• **Data in this exercise**:
────

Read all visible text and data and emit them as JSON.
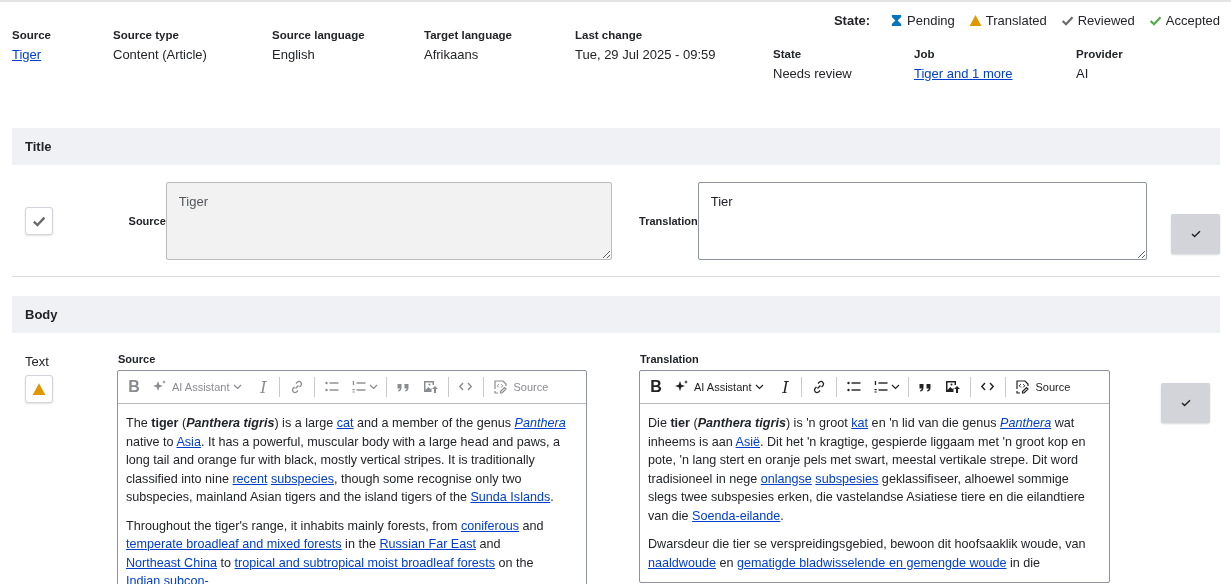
{
  "legend": {
    "label": "State:",
    "items": [
      {
        "kind": "pending",
        "label": "Pending"
      },
      {
        "kind": "translated",
        "label": "Translated"
      },
      {
        "kind": "reviewed",
        "label": "Reviewed"
      },
      {
        "kind": "accepted",
        "label": "Accepted"
      }
    ]
  },
  "meta": [
    {
      "label": "Source",
      "value": "Tiger",
      "kind": "link"
    },
    {
      "label": "Source type",
      "value": "Content (Article)",
      "kind": "text"
    },
    {
      "label": "Source language",
      "value": "English",
      "kind": "text"
    },
    {
      "label": "Target language",
      "value": "Afrikaans",
      "kind": "text"
    },
    {
      "label": "Last change",
      "value": "Tue, 29 Jul 2025 - 09:59",
      "kind": "text"
    }
  ],
  "job_meta": [
    {
      "label": "State",
      "value": "Needs review",
      "kind": "text"
    },
    {
      "label": "Job",
      "value": "Tiger and 1 more",
      "kind": "link"
    },
    {
      "label": "Provider",
      "value": "AI",
      "kind": "text"
    }
  ],
  "sections": [
    {
      "title": "Title",
      "fields": [
        {
          "kind": "plain",
          "status": {
            "kind": "reviewed"
          },
          "source_label": "Source",
          "source_value": "Tiger",
          "source_disabled": true,
          "translation_label": "Translation",
          "translation_value": "Tier",
          "translation_disabled": false
        }
      ]
    },
    {
      "title": "Body",
      "fields": [
        {
          "kind": "rich",
          "label": "Text",
          "status": {
            "kind": "translated"
          },
          "editors": [
            {
              "label": "Source",
              "disabled": true,
              "toolbar": [
                {
                  "kind": "bold",
                  "label": "B"
                },
                {
                  "kind": "ai",
                  "label": "AI Assistant"
                },
                {
                  "kind": "italic",
                  "label": "I"
                },
                {
                  "kind": "link"
                },
                {
                  "kind": "bullets"
                },
                {
                  "kind": "numbers"
                },
                {
                  "kind": "quote"
                },
                {
                  "kind": "image"
                },
                {
                  "kind": "code"
                },
                {
                  "kind": "source",
                  "label": "Source"
                }
              ],
              "paragraphs": [
                [
                  {
                    "kind": "plain",
                    "text": "The "
                  },
                  {
                    "kind": "bold",
                    "text": "tiger"
                  },
                  {
                    "kind": "plain",
                    "text": " ("
                  },
                  {
                    "kind": "bold_italic",
                    "text": "Panthera tigris"
                  },
                  {
                    "kind": "plain",
                    "text": ") is a large "
                  },
                  {
                    "kind": "link",
                    "text": "cat"
                  },
                  {
                    "kind": "plain",
                    "text": " and a member of the genus "
                  },
                  {
                    "kind": "italic_link",
                    "text": "Panthera"
                  },
                  {
                    "kind": "plain",
                    "text": " native to "
                  },
                  {
                    "kind": "link",
                    "text": "Asia"
                  },
                  {
                    "kind": "plain",
                    "text": ". It has a powerful, muscular body with a large head and paws, a long tail and orange fur with black, mostly vertical stripes. It is traditionally classified into nine "
                  },
                  {
                    "kind": "link",
                    "text": "recent"
                  },
                  {
                    "kind": "link",
                    "text": "subspecies"
                  },
                  {
                    "kind": "plain",
                    "text": ", though some recognise only two subspecies, mainland Asian tigers and the island tigers of the "
                  },
                  {
                    "kind": "link",
                    "text": "Sunda Islands"
                  },
                  {
                    "kind": "plain",
                    "text": "."
                  }
                ],
                [
                  {
                    "kind": "plain",
                    "text": "Throughout the tiger's range, it inhabits mainly forests, from "
                  },
                  {
                    "kind": "link",
                    "text": "coniferous"
                  },
                  {
                    "kind": "plain",
                    "text": " and "
                  },
                  {
                    "kind": "link",
                    "text": "temperate broadleaf and mixed forests"
                  },
                  {
                    "kind": "plain",
                    "text": " in the "
                  },
                  {
                    "kind": "link",
                    "text": "Russian Far East"
                  },
                  {
                    "kind": "plain",
                    "text": " and "
                  },
                  {
                    "kind": "link",
                    "text": "Northeast China"
                  },
                  {
                    "kind": "plain",
                    "text": " to "
                  },
                  {
                    "kind": "link",
                    "text": "tropical and subtropical moist broadleaf forests"
                  },
                  {
                    "kind": "plain",
                    "text": " on the "
                  },
                  {
                    "kind": "link",
                    "text": "Indian subcon-"
                  }
                ]
              ]
            },
            {
              "label": "Translation",
              "disabled": false,
              "toolbar": [
                {
                  "kind": "bold",
                  "label": "B"
                },
                {
                  "kind": "ai",
                  "label": "AI Assistant"
                },
                {
                  "kind": "italic",
                  "label": "I"
                },
                {
                  "kind": "link"
                },
                {
                  "kind": "bullets"
                },
                {
                  "kind": "numbers"
                },
                {
                  "kind": "quote"
                },
                {
                  "kind": "image"
                },
                {
                  "kind": "code"
                },
                {
                  "kind": "source",
                  "label": "Source"
                }
              ],
              "paragraphs": [
                [
                  {
                    "kind": "plain",
                    "text": "Die "
                  },
                  {
                    "kind": "bold",
                    "text": "tier"
                  },
                  {
                    "kind": "plain",
                    "text": " ("
                  },
                  {
                    "kind": "bold_italic",
                    "text": "Panthera tigris"
                  },
                  {
                    "kind": "plain",
                    "text": ") is 'n groot "
                  },
                  {
                    "kind": "link",
                    "text": "kat"
                  },
                  {
                    "kind": "plain",
                    "text": " en 'n lid van die genus "
                  },
                  {
                    "kind": "italic_link",
                    "text": "Panthera"
                  },
                  {
                    "kind": "plain",
                    "text": " wat inheems is aan "
                  },
                  {
                    "kind": "link",
                    "text": "Asië"
                  },
                  {
                    "kind": "plain",
                    "text": ". Dit het 'n kragtige, gespierde liggaam met 'n groot kop en pote, 'n lang stert en oranje pels met swart, meestal vertikale strepe. Dit word tradisioneel in nege "
                  },
                  {
                    "kind": "link",
                    "text": "onlangse"
                  },
                  {
                    "kind": "link",
                    "text": "subspesies"
                  },
                  {
                    "kind": "plain",
                    "text": " geklassifiseer, alhoewel sommige slegs twee subspesies erken, die vastelandse Asiatiese tiere en die eilandtiere van die "
                  },
                  {
                    "kind": "link",
                    "text": "Soenda-eilande"
                  },
                  {
                    "kind": "plain",
                    "text": "."
                  }
                ],
                [
                  {
                    "kind": "plain",
                    "text": "Dwarsdeur die tier se verspreidingsgebied, bewoon dit hoofsaaklik woude, van "
                  },
                  {
                    "kind": "link",
                    "text": "naaldwoude"
                  },
                  {
                    "kind": "plain",
                    "text": " en "
                  },
                  {
                    "kind": "link",
                    "text": "gematigde bladwisselende en gemengde woude"
                  },
                  {
                    "kind": "plain",
                    "text": " in die"
                  }
                ]
              ]
            }
          ]
        }
      ]
    }
  ]
}
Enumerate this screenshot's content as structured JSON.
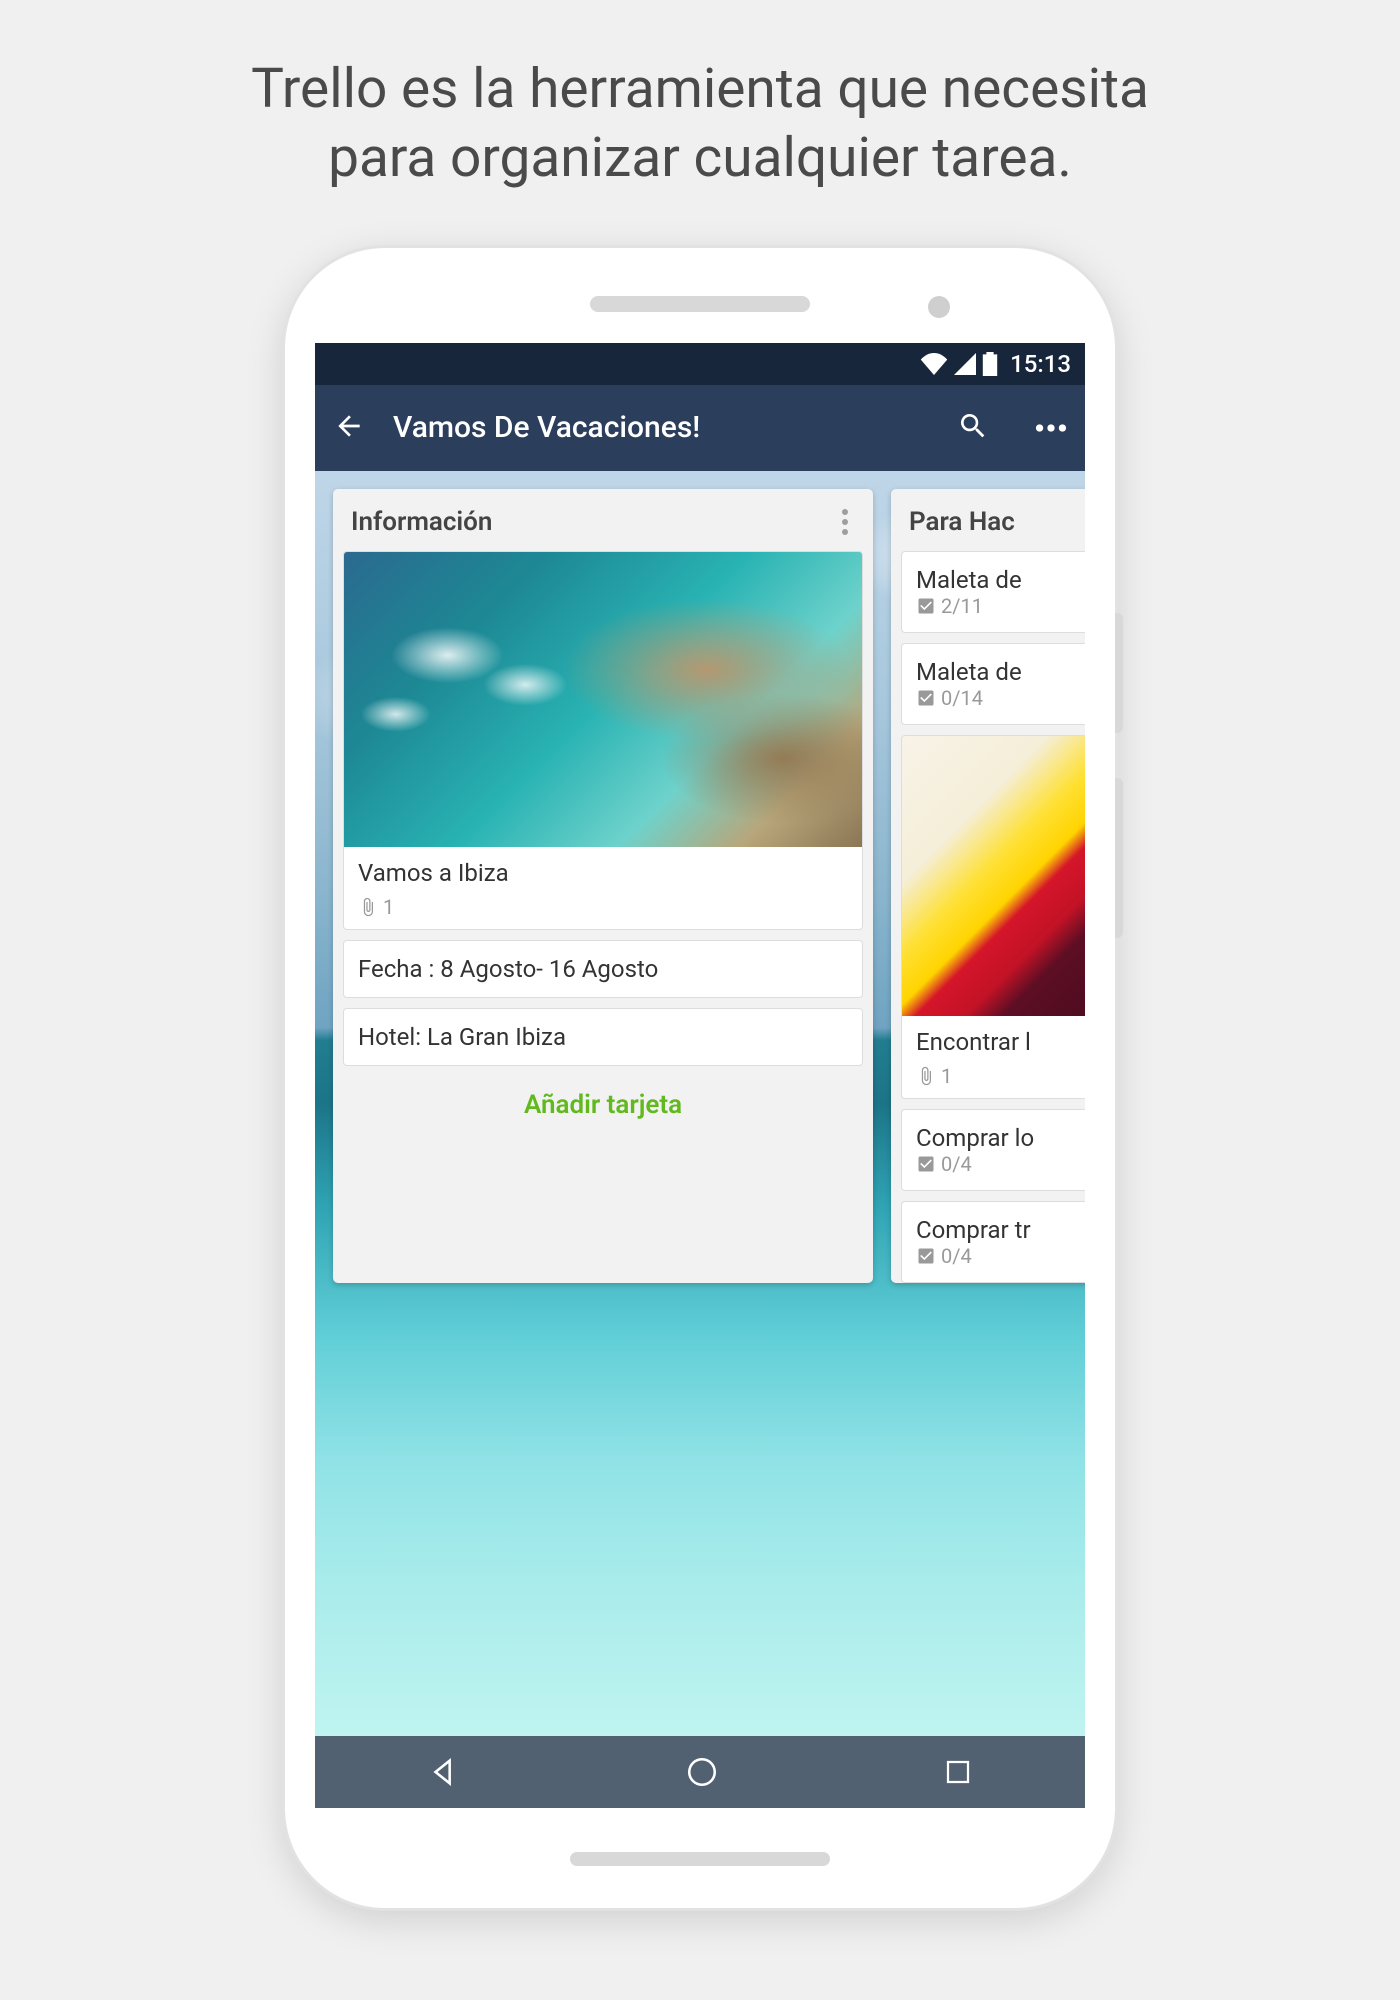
{
  "headline_line1": "Trello es la herramienta que necesita",
  "headline_line2": "para organizar cualquier tarea.",
  "status": {
    "time": "15:13"
  },
  "appbar": {
    "title": "Vamos De Vacaciones!"
  },
  "lists": [
    {
      "title": "Información",
      "add_label": "Añadir tarjeta",
      "cards": [
        {
          "title": "Vamos a Ibiza",
          "attachment_count": "1",
          "has_cover": true
        },
        {
          "title": "Fecha : 8 Agosto- 16 Agosto"
        },
        {
          "title": "Hotel: La Gran Ibiza"
        }
      ]
    },
    {
      "title": "Para Hac",
      "cards": [
        {
          "title": "Maleta de",
          "checklist": "2/11"
        },
        {
          "title": "Maleta de",
          "checklist": "0/14"
        },
        {
          "title": "Encontrar l",
          "attachment_count": "1",
          "has_passport_cover": true
        },
        {
          "title": "Comprar lo",
          "checklist": "0/4"
        },
        {
          "title": "Comprar tr",
          "checklist": "0/4"
        }
      ]
    }
  ]
}
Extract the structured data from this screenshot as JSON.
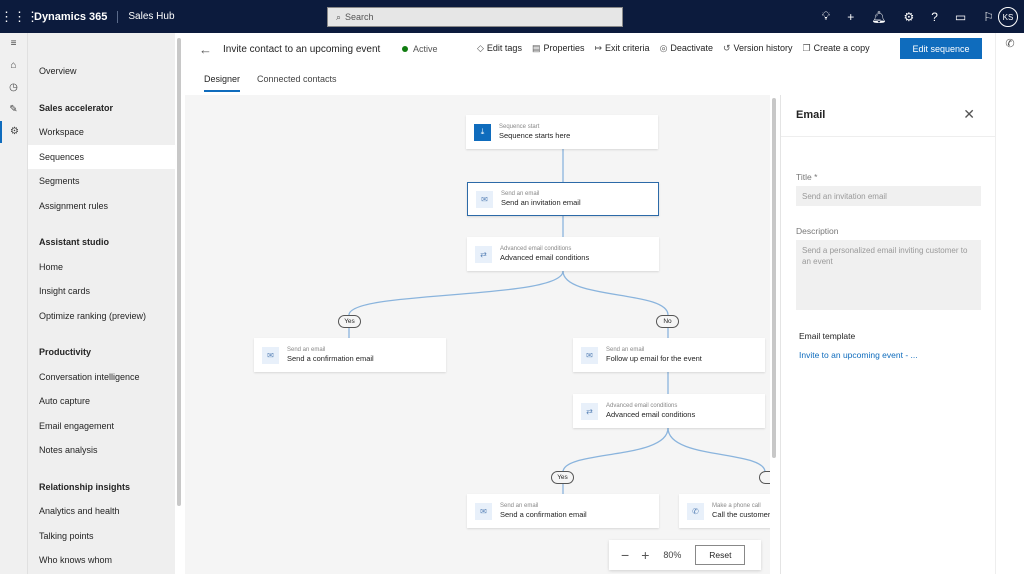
{
  "topbar": {
    "brand": "Dynamics 365",
    "app": "Sales Hub",
    "search_placeholder": "Search",
    "user_initials": "KS"
  },
  "sidebar": {
    "items": [
      {
        "type": "item",
        "label": "Overview"
      },
      {
        "type": "header",
        "label": "Sales accelerator"
      },
      {
        "type": "item",
        "label": "Workspace"
      },
      {
        "type": "item",
        "label": "Sequences",
        "selected": true
      },
      {
        "type": "item",
        "label": "Segments"
      },
      {
        "type": "item",
        "label": "Assignment rules"
      },
      {
        "type": "header",
        "label": "Assistant studio"
      },
      {
        "type": "item",
        "label": "Home"
      },
      {
        "type": "item",
        "label": "Insight cards"
      },
      {
        "type": "item",
        "label": "Optimize ranking (preview)"
      },
      {
        "type": "header",
        "label": "Productivity"
      },
      {
        "type": "item",
        "label": "Conversation intelligence"
      },
      {
        "type": "item",
        "label": "Auto capture"
      },
      {
        "type": "item",
        "label": "Email engagement"
      },
      {
        "type": "item",
        "label": "Notes analysis"
      },
      {
        "type": "header",
        "label": "Relationship insights"
      },
      {
        "type": "item",
        "label": "Analytics and health"
      },
      {
        "type": "item",
        "label": "Talking points"
      },
      {
        "type": "item",
        "label": "Who knows whom"
      }
    ]
  },
  "header": {
    "title": "Invite contact to an upcoming event",
    "status": "Active",
    "actions": [
      "Edit tags",
      "Properties",
      "Exit criteria",
      "Deactivate",
      "Version history",
      "Create a copy"
    ],
    "primary": "Edit sequence",
    "tabs": [
      "Designer",
      "Connected contacts"
    ]
  },
  "canvas": {
    "nodes": [
      {
        "sub": "Sequence start",
        "main": "Sequence starts here"
      },
      {
        "sub": "Send an email",
        "main": "Send an invitation email"
      },
      {
        "sub": "Advanced email conditions",
        "main": "Advanced email conditions"
      },
      {
        "sub": "Send an email",
        "main": "Send a confirmation email"
      },
      {
        "sub": "Send an email",
        "main": "Follow up email for the event"
      },
      {
        "sub": "Advanced email conditions",
        "main": "Advanced email conditions"
      },
      {
        "sub": "Send an email",
        "main": "Send a confirmation email"
      },
      {
        "sub": "Make a phone call",
        "main": "Call the customer t"
      }
    ],
    "branches": {
      "yes": "Yes",
      "no": "No"
    },
    "zoom": "80%",
    "reset": "Reset"
  },
  "panel": {
    "title": "Email",
    "title_label": "Title *",
    "title_placeholder": "Send an invitation email",
    "description_label": "Description",
    "description_placeholder": "Send a personalized email inviting customer to an event",
    "template_label": "Email template",
    "template_link": "Invite to an upcoming event - ..."
  }
}
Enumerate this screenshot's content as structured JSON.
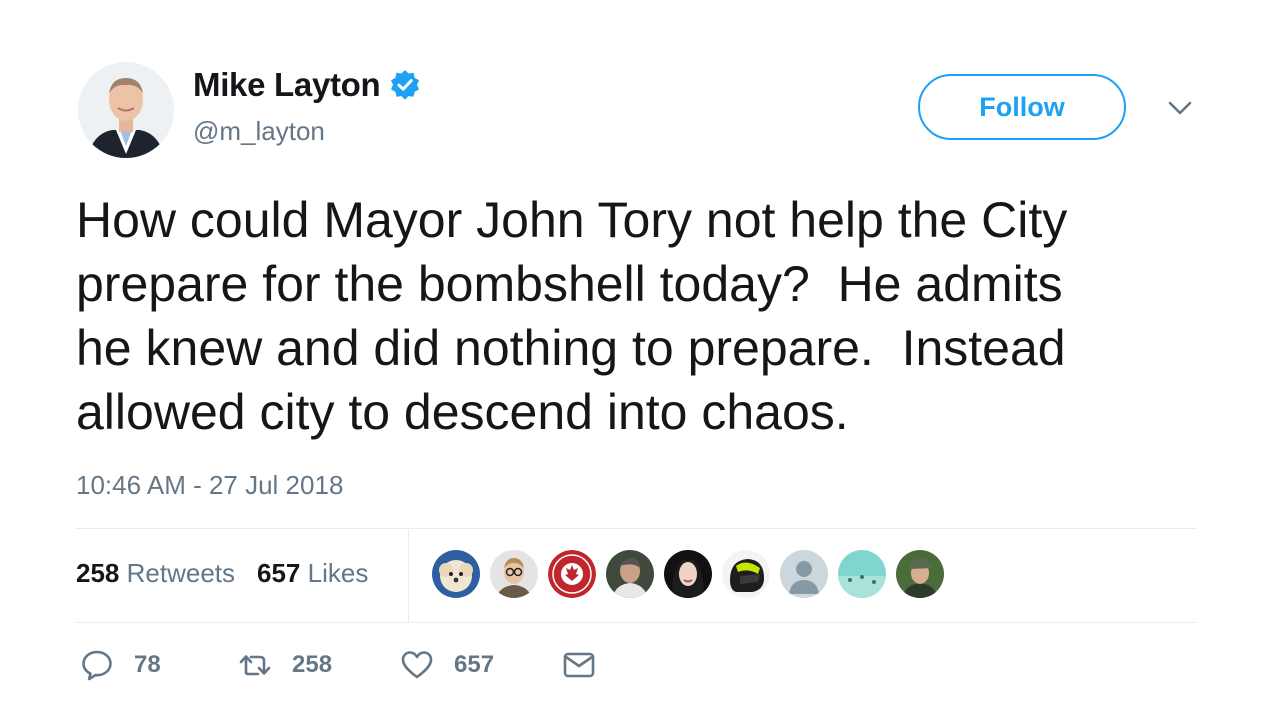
{
  "author": {
    "name": "Mike Layton",
    "handle": "@m_layton",
    "verified": true
  },
  "follow_label": "Follow",
  "tweet": {
    "text": "How could Mayor John Tory not help the City\nprepare for the bombshell today?  He admits\nhe knew and did nothing to prepare.  Instead\nallowed city to descend into chaos.",
    "timestamp": "10:46 AM - 27 Jul 2018"
  },
  "stats": {
    "retweets_count": "258",
    "retweets_label": "Retweets",
    "likes_count": "657",
    "likes_label": "Likes"
  },
  "liker_avatars": [
    "dog-avatar",
    "glasses-man-avatar",
    "proudly-canadian-badge-avatar",
    "man-avatar",
    "woman-avatar",
    "helmet-avatar",
    "default-avatar",
    "beach-avatar",
    "cap-man-avatar"
  ],
  "actions": {
    "replies": "78",
    "retweets": "258",
    "likes": "657"
  },
  "colors": {
    "accent": "#1da1f2",
    "text": "#14171a",
    "secondary": "#657786",
    "divider": "#e6ecf0"
  }
}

────

• **Required task**: Scan the listing above and copy all lines containing the word "into".

• **Full response**:
                    "text": ". It has a powerful, muscular body with a large head and paws, a long tail and orange fur with black, mostly vertical stripes. It is traditionally classified into nine "
    "text": "How could Mayor John Tory not help the City\nprepare for the bombshell today?  He admits\nhe knew and did nothing to prepare.  Instead\nallowed city to descend into chaos.",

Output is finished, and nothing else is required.